## Task to complete:
Only the number is wanted: count the lines that include the word "JSON".

— begin Available data —

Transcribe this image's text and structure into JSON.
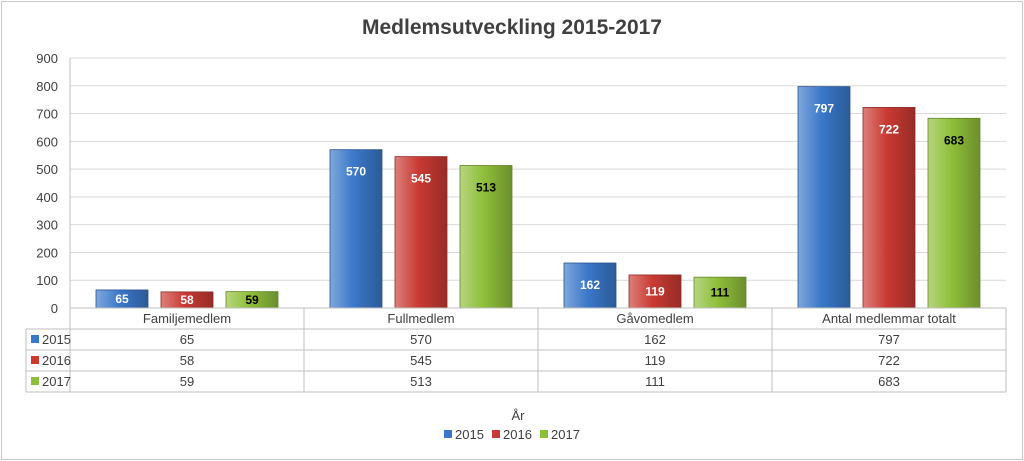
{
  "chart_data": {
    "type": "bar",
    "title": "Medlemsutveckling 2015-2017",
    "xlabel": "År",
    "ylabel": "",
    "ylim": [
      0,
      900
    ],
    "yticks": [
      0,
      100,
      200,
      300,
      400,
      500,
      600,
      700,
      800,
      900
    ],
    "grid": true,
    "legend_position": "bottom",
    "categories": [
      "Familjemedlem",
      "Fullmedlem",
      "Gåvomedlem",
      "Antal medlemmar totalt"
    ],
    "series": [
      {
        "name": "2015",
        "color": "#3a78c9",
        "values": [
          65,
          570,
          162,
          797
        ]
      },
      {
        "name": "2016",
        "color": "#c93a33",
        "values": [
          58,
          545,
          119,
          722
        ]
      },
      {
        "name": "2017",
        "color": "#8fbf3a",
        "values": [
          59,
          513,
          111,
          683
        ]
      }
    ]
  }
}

— end Available data —
— begin Available data —

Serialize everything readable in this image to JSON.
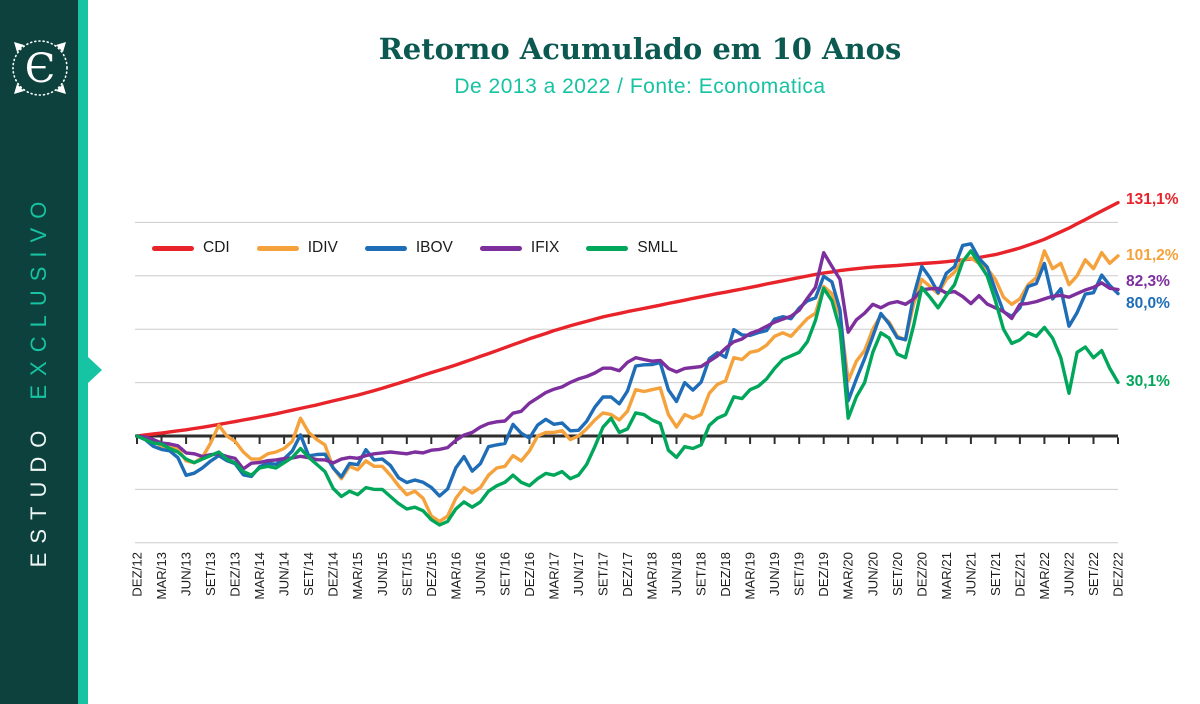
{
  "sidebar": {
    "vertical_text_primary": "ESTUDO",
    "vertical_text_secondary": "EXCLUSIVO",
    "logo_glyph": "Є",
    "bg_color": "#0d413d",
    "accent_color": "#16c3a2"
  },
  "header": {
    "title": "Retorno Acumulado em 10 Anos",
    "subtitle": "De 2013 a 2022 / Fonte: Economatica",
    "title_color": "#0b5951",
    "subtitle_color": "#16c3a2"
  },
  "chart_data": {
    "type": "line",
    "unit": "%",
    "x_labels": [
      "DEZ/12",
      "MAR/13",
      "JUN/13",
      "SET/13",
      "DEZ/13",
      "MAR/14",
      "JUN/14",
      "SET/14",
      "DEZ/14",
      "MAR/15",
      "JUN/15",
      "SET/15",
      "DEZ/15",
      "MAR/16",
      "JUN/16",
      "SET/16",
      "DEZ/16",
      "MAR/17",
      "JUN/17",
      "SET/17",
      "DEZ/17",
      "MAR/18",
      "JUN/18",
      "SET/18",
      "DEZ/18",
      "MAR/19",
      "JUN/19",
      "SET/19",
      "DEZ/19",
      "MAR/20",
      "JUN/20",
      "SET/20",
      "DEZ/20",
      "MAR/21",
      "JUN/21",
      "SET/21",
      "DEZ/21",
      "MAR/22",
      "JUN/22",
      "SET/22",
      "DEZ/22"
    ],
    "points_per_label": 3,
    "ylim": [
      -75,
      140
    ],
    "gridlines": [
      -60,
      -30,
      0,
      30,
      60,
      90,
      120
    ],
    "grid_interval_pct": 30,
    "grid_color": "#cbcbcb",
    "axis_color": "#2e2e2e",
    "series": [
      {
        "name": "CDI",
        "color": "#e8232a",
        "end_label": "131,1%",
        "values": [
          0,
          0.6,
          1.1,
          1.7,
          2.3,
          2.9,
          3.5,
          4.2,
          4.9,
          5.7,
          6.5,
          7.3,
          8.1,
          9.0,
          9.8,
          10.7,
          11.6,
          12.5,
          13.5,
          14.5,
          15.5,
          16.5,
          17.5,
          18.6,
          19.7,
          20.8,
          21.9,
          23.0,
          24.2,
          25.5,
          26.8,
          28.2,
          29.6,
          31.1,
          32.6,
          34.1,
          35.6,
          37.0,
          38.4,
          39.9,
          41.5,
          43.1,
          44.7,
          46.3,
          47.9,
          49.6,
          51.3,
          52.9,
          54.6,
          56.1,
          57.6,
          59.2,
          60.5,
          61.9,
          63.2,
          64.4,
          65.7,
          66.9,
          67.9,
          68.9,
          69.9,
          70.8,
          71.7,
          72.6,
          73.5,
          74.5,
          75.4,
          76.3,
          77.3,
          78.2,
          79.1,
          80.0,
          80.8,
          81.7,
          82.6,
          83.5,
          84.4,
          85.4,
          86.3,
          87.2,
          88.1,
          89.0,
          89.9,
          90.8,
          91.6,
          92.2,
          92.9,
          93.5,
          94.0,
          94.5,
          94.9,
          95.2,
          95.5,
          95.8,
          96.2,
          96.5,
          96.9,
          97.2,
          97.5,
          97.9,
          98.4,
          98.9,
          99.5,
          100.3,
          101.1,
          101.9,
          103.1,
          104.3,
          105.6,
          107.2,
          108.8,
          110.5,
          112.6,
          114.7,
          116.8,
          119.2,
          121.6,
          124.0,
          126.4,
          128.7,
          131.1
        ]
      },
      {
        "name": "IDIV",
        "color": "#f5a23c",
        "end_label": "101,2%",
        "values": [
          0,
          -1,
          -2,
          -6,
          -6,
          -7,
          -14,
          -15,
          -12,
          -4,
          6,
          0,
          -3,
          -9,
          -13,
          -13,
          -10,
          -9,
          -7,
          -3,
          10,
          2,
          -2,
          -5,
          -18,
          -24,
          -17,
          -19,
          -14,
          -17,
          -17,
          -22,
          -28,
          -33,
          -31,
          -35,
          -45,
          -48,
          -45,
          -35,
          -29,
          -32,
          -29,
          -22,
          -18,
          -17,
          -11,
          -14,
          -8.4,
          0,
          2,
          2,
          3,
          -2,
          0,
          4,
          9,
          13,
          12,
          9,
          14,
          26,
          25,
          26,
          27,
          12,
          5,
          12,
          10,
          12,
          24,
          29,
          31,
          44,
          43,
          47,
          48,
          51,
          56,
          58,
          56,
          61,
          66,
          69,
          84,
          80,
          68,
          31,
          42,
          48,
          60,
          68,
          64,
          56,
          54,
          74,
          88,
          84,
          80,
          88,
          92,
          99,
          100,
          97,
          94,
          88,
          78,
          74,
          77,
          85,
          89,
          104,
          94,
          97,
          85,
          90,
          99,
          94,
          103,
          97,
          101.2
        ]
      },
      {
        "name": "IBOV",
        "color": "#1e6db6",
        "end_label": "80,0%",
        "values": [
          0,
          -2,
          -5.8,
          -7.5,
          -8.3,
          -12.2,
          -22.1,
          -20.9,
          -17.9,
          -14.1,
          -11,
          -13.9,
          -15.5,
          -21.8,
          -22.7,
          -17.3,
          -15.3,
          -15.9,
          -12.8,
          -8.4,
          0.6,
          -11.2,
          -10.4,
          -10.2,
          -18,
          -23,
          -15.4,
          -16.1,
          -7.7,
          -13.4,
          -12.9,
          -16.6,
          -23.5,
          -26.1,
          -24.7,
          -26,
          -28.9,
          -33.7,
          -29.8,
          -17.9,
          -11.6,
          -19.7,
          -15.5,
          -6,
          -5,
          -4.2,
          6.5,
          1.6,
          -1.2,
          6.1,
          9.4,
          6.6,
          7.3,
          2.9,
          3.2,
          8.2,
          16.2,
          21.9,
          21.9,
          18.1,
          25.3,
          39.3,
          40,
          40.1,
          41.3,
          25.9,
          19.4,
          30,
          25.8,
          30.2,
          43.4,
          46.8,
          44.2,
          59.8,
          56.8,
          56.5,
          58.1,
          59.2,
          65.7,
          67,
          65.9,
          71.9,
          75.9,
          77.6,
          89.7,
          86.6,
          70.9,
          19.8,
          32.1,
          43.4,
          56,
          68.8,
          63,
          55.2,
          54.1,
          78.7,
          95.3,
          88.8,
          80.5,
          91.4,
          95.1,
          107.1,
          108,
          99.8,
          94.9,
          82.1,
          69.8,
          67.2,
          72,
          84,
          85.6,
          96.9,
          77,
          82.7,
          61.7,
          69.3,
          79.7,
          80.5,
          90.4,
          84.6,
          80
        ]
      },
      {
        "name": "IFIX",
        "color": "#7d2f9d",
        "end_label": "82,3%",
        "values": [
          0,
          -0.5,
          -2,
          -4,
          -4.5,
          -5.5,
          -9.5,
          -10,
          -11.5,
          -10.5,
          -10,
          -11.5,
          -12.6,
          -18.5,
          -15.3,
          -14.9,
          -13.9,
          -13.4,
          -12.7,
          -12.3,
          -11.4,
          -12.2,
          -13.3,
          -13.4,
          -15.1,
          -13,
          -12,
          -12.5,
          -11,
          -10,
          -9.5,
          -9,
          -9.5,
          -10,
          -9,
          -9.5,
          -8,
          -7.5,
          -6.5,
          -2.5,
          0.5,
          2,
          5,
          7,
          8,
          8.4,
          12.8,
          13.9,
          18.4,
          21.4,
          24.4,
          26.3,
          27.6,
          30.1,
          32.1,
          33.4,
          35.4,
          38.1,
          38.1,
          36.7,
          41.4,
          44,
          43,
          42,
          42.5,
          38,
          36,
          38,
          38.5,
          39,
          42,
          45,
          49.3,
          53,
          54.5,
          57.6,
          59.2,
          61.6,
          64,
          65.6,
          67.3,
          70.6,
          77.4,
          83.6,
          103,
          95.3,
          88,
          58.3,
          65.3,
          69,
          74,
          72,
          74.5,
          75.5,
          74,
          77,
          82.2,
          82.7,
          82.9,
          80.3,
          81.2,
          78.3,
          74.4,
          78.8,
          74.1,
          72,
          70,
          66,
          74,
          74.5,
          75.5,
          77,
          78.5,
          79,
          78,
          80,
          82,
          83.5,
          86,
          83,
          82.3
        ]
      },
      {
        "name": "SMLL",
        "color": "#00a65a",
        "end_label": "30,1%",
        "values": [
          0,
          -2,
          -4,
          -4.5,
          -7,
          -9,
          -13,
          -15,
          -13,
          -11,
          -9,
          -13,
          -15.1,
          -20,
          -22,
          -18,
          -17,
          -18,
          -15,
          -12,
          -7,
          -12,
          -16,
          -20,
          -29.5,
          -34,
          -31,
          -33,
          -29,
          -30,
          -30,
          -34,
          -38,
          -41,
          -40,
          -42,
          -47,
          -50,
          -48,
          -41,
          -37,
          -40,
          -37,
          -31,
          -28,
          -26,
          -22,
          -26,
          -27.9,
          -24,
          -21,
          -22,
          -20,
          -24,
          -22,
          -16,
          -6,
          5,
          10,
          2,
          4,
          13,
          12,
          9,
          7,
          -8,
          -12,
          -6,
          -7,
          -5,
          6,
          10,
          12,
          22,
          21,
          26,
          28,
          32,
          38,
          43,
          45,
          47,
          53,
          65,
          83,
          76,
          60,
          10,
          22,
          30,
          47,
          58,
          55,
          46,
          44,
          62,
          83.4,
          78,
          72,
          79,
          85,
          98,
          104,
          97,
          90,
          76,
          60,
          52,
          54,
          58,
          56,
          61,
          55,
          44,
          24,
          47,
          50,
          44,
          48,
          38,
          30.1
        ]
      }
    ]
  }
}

— end Available data —
— begin Available data —

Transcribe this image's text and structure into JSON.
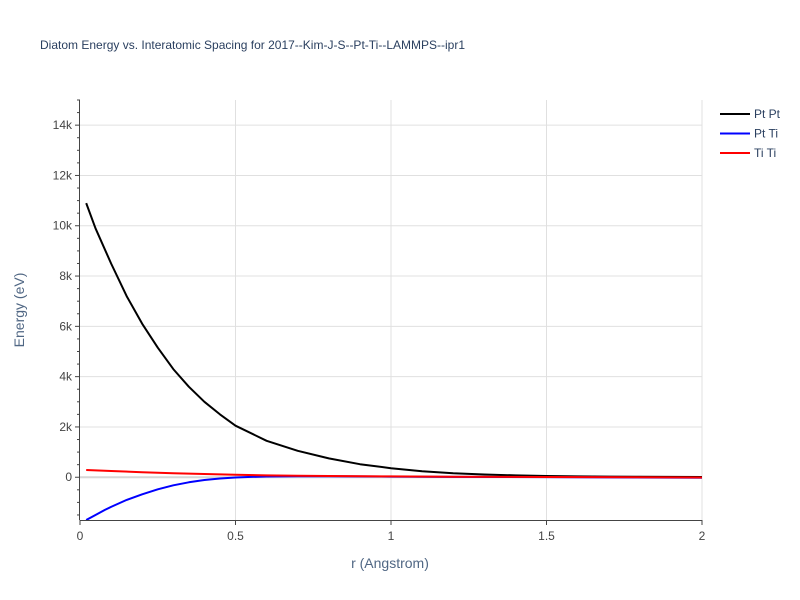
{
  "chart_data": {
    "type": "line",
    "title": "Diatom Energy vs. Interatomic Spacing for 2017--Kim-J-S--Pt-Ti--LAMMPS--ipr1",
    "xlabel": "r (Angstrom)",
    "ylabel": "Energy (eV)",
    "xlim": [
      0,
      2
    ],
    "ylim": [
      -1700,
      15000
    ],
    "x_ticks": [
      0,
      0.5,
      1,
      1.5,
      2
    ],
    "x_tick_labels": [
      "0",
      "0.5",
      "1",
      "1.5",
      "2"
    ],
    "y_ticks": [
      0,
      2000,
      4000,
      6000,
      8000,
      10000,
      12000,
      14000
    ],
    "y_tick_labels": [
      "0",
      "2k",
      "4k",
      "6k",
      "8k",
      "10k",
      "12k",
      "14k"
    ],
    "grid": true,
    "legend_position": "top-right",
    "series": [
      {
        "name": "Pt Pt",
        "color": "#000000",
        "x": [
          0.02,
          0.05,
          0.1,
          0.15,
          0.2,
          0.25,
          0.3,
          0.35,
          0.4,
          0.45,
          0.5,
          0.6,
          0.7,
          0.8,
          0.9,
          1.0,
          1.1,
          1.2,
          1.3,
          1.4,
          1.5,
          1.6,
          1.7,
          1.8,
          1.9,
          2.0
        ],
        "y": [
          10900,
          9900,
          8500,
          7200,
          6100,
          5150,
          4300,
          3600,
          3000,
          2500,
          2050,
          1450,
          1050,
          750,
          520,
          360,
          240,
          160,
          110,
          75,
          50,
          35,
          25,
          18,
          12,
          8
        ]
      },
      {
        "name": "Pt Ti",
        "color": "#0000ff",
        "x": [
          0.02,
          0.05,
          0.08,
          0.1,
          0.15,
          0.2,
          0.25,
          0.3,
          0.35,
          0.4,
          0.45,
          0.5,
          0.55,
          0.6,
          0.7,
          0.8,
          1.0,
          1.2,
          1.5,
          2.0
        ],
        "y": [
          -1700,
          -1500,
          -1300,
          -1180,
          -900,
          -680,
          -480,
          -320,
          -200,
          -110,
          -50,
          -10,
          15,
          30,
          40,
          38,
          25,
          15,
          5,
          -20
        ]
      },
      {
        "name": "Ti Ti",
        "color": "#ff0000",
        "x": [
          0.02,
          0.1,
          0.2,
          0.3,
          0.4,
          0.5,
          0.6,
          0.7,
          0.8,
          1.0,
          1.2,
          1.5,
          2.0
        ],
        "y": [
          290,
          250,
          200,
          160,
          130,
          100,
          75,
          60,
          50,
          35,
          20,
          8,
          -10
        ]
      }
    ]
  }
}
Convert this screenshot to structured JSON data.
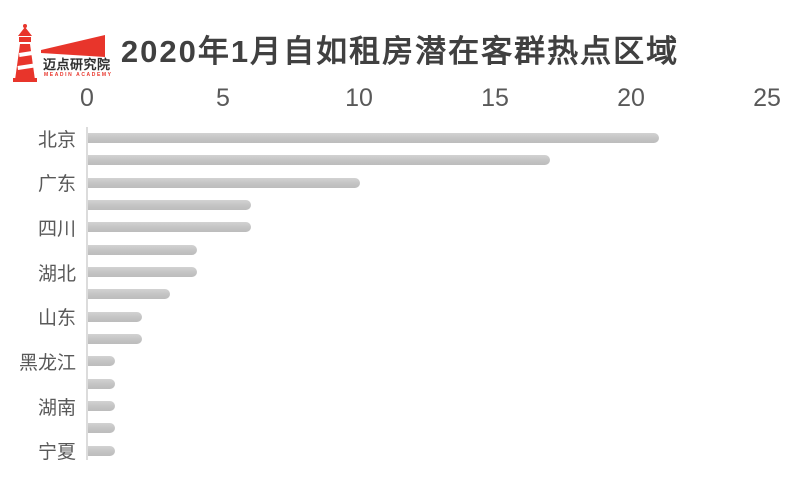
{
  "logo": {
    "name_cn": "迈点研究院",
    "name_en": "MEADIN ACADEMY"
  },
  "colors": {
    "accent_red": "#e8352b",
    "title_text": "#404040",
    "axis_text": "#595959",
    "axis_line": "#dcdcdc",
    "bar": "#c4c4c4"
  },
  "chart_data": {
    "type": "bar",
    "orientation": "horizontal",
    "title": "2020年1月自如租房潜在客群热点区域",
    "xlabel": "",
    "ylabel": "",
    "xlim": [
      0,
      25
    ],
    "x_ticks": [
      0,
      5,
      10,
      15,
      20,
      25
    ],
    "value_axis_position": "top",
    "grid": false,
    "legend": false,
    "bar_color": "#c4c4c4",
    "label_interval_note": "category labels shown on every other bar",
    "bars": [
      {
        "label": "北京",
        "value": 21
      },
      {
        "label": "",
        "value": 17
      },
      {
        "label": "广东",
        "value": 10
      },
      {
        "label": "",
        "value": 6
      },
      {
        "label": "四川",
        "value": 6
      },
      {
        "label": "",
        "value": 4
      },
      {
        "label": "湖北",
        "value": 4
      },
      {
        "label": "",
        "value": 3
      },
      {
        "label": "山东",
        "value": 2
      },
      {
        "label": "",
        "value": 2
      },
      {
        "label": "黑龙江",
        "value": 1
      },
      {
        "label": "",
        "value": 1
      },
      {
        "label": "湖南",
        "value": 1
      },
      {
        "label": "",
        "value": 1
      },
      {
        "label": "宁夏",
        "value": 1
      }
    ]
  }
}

— end Available data —

## Finished exercise:
4